### Exercise goal
Reply with one number: the count of lines in the listing that contain the string "Lookup".

### Stored records

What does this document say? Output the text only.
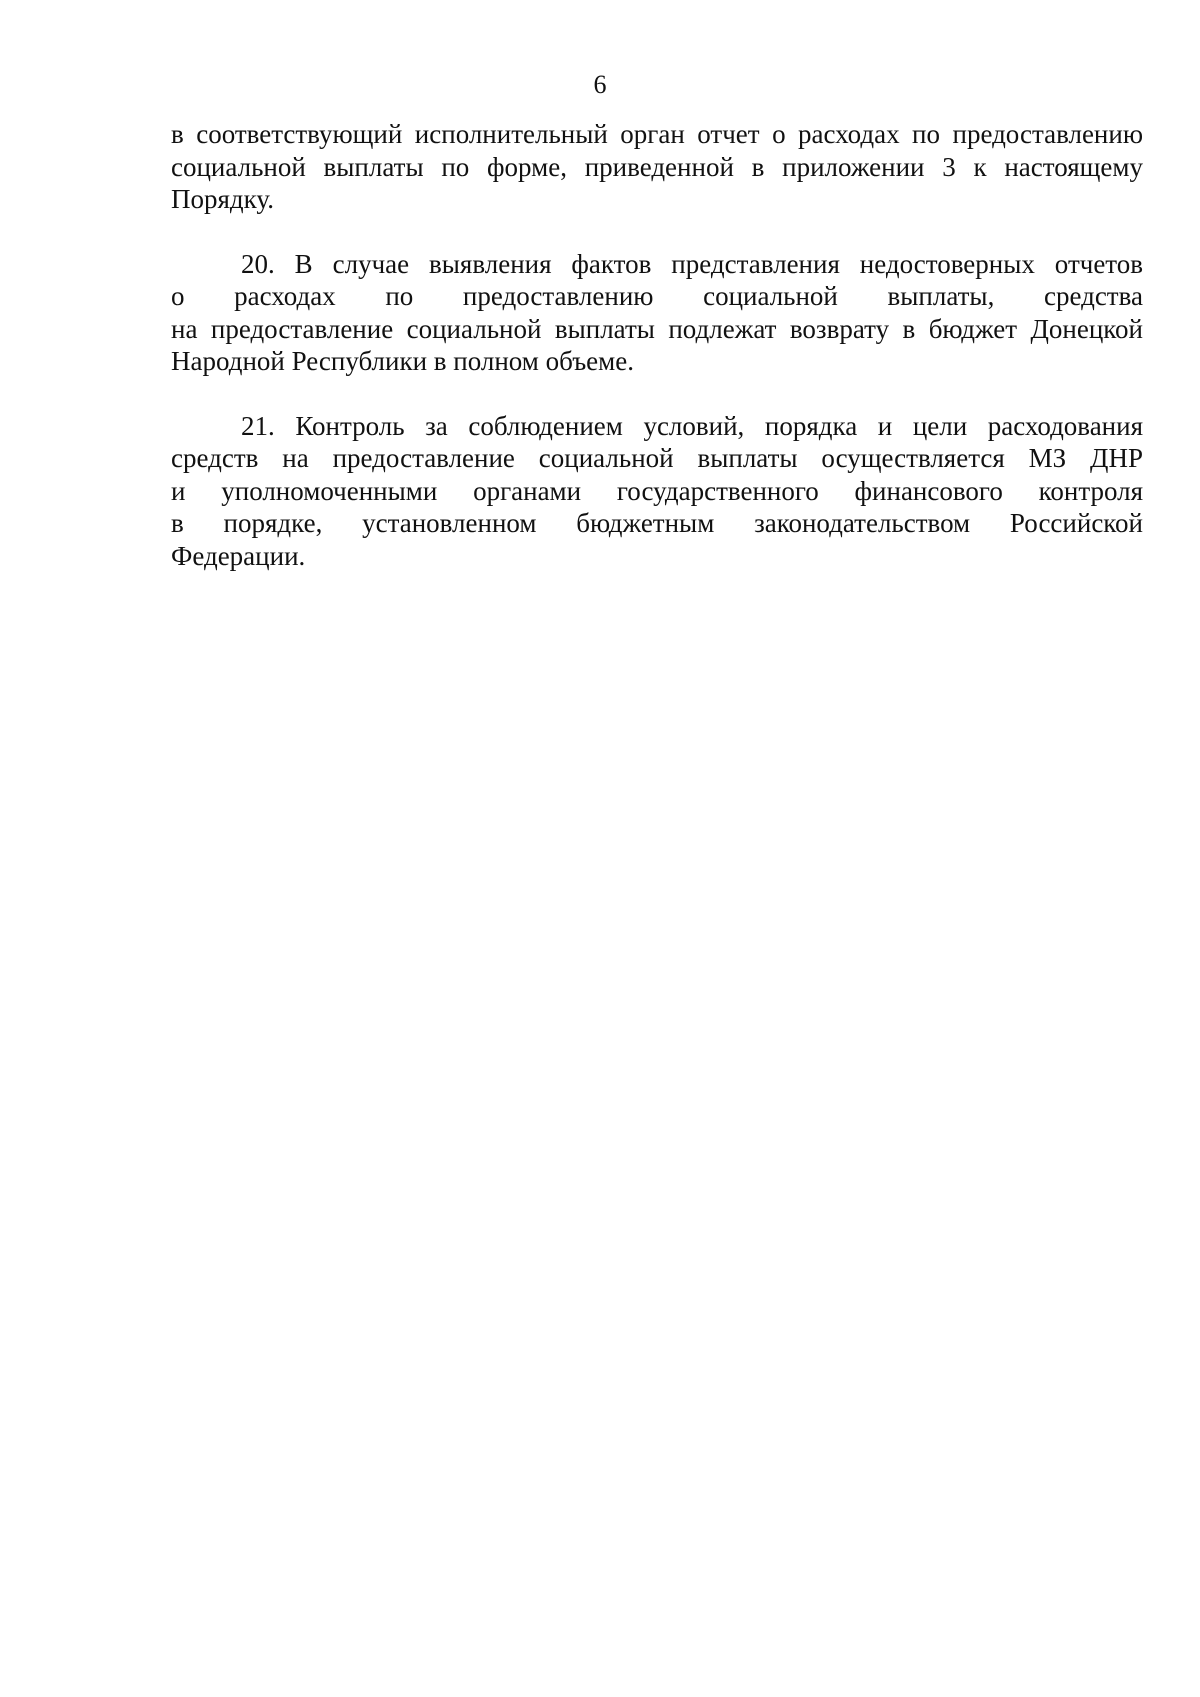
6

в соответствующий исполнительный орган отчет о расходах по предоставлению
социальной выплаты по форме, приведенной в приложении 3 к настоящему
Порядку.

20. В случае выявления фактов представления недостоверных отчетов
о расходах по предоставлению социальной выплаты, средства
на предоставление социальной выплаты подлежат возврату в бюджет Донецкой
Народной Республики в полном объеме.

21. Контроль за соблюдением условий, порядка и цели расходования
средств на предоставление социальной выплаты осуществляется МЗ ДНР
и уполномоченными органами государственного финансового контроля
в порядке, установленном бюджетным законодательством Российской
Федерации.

==

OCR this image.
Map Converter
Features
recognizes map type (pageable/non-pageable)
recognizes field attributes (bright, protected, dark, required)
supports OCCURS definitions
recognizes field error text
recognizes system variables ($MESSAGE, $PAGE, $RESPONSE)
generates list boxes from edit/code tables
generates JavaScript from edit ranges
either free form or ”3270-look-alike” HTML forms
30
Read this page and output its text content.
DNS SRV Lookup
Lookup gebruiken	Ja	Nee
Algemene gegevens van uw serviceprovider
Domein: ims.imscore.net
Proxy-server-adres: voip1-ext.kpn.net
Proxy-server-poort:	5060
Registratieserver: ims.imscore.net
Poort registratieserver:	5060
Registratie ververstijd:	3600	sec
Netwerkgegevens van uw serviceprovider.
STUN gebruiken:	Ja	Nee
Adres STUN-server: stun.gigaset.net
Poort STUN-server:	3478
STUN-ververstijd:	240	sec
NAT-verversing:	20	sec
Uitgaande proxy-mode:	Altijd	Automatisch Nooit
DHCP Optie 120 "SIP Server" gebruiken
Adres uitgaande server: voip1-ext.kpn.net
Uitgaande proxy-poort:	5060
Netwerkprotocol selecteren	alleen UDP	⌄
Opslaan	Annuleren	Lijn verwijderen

...

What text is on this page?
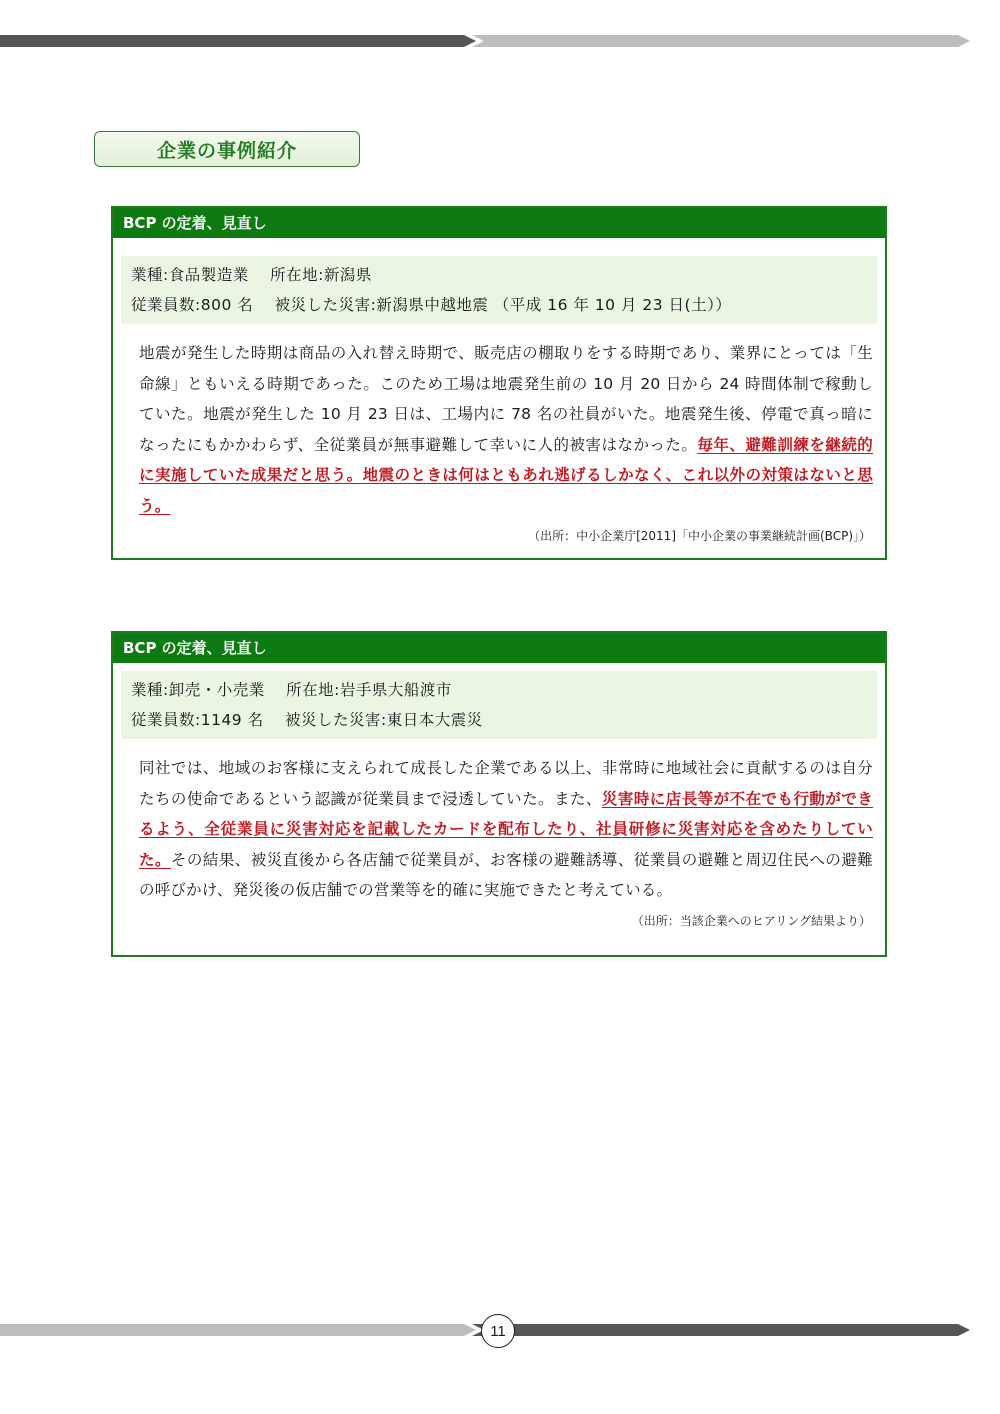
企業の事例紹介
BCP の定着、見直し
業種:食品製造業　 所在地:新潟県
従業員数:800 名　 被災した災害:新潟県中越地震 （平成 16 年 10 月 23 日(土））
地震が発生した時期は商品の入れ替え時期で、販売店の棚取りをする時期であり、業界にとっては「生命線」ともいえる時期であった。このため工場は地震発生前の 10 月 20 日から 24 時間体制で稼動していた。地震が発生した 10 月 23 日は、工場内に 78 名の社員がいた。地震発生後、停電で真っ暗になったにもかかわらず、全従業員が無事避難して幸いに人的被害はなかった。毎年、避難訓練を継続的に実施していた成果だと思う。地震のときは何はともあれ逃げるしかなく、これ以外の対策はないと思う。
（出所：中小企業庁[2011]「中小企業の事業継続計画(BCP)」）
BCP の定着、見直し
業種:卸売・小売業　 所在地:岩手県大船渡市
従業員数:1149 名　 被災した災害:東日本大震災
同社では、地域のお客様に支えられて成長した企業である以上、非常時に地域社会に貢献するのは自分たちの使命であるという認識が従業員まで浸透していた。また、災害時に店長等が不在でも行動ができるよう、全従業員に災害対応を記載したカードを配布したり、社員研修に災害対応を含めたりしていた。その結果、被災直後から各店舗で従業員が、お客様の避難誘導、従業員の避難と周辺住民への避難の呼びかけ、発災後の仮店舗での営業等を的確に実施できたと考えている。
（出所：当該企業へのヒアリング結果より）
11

### Complete answer
2